• [Required task]: Pull out every line below that holds the word "京都東山ボーイズ".
=== Supplied data ===
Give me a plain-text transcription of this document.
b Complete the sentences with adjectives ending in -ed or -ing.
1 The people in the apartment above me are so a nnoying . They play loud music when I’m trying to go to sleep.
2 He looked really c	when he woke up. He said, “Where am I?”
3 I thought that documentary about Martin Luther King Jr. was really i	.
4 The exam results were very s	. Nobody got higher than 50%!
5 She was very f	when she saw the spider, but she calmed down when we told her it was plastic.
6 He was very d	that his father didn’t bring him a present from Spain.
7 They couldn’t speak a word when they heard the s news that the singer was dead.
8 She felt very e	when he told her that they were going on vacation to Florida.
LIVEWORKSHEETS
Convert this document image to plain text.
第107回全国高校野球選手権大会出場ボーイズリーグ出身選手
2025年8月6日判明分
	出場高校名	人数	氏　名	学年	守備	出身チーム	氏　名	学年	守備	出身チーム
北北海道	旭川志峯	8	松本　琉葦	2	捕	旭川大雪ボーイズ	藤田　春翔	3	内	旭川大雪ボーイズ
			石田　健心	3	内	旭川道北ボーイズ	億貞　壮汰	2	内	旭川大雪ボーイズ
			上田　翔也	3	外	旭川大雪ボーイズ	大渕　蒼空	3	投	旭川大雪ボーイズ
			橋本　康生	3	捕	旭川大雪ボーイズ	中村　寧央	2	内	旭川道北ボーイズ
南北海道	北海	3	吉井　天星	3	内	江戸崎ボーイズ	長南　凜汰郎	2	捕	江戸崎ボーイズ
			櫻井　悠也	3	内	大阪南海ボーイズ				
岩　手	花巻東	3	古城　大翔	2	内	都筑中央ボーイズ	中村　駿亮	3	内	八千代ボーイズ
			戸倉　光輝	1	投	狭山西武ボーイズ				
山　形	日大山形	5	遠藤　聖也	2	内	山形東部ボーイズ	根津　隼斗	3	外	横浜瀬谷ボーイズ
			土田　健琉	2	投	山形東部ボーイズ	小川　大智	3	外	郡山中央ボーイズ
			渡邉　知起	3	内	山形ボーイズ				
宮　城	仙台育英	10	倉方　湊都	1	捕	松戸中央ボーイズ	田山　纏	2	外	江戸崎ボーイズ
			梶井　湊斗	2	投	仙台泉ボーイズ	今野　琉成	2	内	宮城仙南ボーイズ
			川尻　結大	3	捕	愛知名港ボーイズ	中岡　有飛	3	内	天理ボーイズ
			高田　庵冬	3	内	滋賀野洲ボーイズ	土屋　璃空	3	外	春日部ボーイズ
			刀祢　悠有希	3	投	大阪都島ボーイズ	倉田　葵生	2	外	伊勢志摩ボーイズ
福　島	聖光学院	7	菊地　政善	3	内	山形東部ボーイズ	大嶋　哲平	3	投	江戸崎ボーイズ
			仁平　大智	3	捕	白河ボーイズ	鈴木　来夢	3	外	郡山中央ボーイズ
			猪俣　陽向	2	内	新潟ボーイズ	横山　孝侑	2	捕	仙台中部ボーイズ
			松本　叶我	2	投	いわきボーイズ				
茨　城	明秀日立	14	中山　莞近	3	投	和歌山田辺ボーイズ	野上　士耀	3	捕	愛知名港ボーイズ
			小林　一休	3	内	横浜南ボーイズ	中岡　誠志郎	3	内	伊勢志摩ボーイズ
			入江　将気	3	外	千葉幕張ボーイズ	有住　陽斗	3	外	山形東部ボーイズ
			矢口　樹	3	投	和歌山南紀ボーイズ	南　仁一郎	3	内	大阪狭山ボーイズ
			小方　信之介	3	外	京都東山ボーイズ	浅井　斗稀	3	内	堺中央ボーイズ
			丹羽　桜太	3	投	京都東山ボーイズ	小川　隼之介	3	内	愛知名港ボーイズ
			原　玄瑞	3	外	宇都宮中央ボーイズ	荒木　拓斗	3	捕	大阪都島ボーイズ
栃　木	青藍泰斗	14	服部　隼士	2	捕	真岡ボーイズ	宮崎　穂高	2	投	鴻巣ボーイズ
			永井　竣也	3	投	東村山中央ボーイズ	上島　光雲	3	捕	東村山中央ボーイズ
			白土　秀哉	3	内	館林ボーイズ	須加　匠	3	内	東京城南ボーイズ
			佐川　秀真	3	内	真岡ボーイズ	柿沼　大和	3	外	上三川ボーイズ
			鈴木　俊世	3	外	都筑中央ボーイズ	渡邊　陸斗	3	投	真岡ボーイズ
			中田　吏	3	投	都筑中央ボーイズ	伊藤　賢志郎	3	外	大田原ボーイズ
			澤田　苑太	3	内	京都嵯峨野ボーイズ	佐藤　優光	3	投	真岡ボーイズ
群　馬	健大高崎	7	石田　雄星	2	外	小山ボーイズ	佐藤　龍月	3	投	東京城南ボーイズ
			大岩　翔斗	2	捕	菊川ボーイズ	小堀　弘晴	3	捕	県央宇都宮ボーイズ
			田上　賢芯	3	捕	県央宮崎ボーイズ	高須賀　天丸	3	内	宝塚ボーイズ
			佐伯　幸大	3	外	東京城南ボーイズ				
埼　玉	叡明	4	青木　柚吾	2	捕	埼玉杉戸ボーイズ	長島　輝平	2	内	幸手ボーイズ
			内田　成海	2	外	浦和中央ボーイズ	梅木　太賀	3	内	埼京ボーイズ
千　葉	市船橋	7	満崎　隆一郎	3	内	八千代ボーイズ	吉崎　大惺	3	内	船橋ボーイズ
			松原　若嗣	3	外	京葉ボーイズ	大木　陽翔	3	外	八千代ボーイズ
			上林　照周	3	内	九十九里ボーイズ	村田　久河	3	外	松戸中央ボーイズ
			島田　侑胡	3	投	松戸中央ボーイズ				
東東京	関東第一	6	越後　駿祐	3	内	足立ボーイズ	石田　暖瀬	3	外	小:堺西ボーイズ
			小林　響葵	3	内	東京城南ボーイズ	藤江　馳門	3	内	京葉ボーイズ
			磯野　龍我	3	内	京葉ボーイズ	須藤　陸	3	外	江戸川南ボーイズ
===
• [Full answer]:
			小方　信之介	3	外	京都東山ボーイズ	浅井　斗稀	3	内	堺中央ボーイズ
			丹羽　桜太	3	投	京都東山ボーイズ	小川　隼之介	3	内	愛知名港ボーイズ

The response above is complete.